───── Texte du document

Par ailleurs, Mathieu Lotz a dû se constituer une clientèle. Il est allé frapper aux portes des restaurateurs, des épiceries. Il commercialise aussi un peu en direct, en étant présent sur le marché dominical de la place des Cordeliers. « J’ai quatre épiceries désireuses de travailler avec des produits frais locaux que je fournis régulièrement. Je les livre deux fois par semaine. Ces clients viennent parfois ici pour qu’on regarde ensemble ce qui peut les intéresser. Cette proximité, c’est aussi un aspect de mon activité qui me plaît beaucoup. Le fait que ma ferme soit ouverte, c’est un gage de transparence pour les consommateurs… »

──────────
───── Données fournies

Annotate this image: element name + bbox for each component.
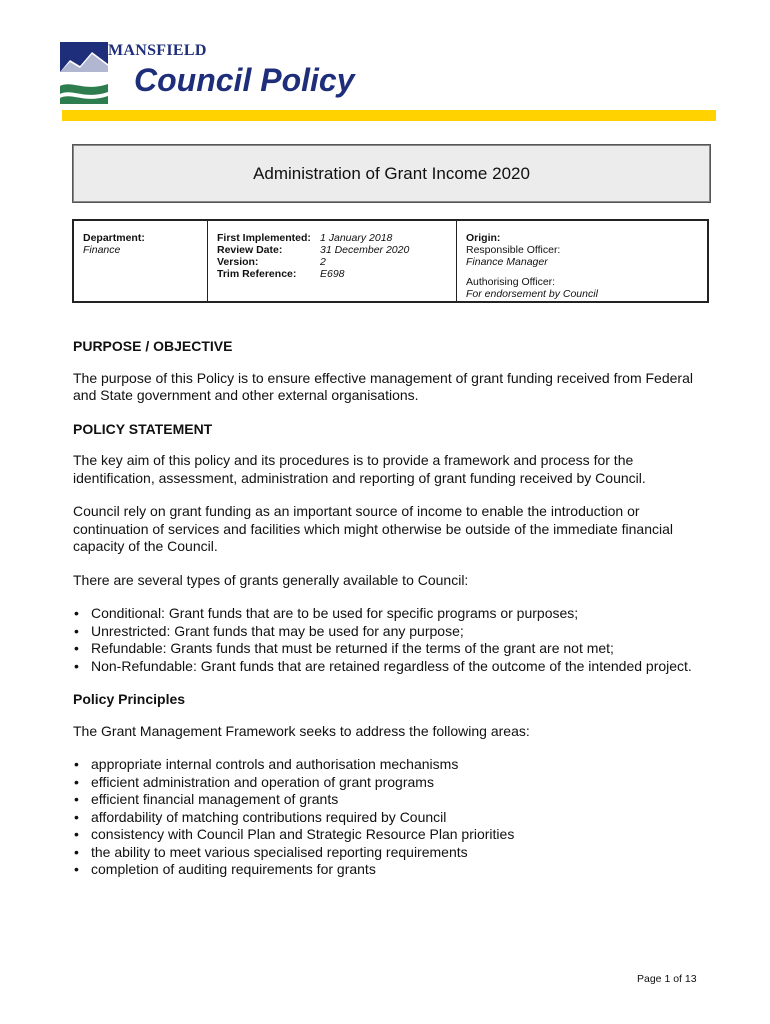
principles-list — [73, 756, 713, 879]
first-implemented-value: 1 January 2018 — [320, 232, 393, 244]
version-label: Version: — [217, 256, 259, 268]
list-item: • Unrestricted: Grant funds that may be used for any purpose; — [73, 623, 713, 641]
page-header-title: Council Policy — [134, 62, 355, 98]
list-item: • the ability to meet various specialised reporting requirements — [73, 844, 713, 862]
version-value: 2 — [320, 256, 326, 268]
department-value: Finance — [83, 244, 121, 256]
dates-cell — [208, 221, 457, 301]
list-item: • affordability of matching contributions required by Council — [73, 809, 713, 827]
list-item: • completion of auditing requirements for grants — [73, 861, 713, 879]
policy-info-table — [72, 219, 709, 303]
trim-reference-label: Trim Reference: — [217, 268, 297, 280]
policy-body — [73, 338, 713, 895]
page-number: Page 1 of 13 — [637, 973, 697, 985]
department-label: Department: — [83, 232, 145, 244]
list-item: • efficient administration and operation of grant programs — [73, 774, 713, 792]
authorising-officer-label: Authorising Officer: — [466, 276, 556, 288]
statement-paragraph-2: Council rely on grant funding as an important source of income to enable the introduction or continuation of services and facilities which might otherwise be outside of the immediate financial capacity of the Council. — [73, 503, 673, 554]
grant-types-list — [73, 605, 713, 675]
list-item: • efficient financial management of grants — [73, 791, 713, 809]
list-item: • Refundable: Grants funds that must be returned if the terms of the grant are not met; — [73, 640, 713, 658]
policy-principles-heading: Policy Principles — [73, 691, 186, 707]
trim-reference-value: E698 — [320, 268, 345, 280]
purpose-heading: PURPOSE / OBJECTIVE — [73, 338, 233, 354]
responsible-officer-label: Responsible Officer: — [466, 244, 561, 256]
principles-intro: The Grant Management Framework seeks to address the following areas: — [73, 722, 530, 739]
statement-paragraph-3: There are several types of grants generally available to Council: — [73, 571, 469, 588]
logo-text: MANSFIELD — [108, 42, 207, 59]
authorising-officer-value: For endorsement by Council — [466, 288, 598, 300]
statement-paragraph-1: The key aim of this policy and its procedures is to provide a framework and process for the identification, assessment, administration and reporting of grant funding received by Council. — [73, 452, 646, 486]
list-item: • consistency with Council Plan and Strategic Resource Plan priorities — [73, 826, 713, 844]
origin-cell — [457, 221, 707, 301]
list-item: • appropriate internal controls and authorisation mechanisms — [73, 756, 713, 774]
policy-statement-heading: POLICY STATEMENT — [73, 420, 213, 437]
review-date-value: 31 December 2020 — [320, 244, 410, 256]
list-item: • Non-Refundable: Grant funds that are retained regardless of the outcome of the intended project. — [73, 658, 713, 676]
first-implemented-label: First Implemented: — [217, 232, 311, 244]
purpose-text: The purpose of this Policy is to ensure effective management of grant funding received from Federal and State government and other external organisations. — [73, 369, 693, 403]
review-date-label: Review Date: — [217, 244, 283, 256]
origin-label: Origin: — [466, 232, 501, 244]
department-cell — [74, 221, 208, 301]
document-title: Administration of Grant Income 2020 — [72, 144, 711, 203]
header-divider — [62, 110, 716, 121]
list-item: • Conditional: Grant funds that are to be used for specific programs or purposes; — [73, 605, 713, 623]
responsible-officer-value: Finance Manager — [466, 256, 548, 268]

──────────

→ Consigne:
D'après le texte sur la clientèle de Mathieu Lotz, répondez brièvement aux questions suivantes.
(a) Sur quel marché Mathieu Lotz vend-il en direct le dimanche ?
(b) Combien d'épiceries fournit-il régulièrement ?
(c) À quelle fréquence les livre-t-il ?

→ Résultat:
(a) Sur le marché dominical de la place des Cordeliers.
(b) Quatre épiceries.
(c) Deux fois par semaine.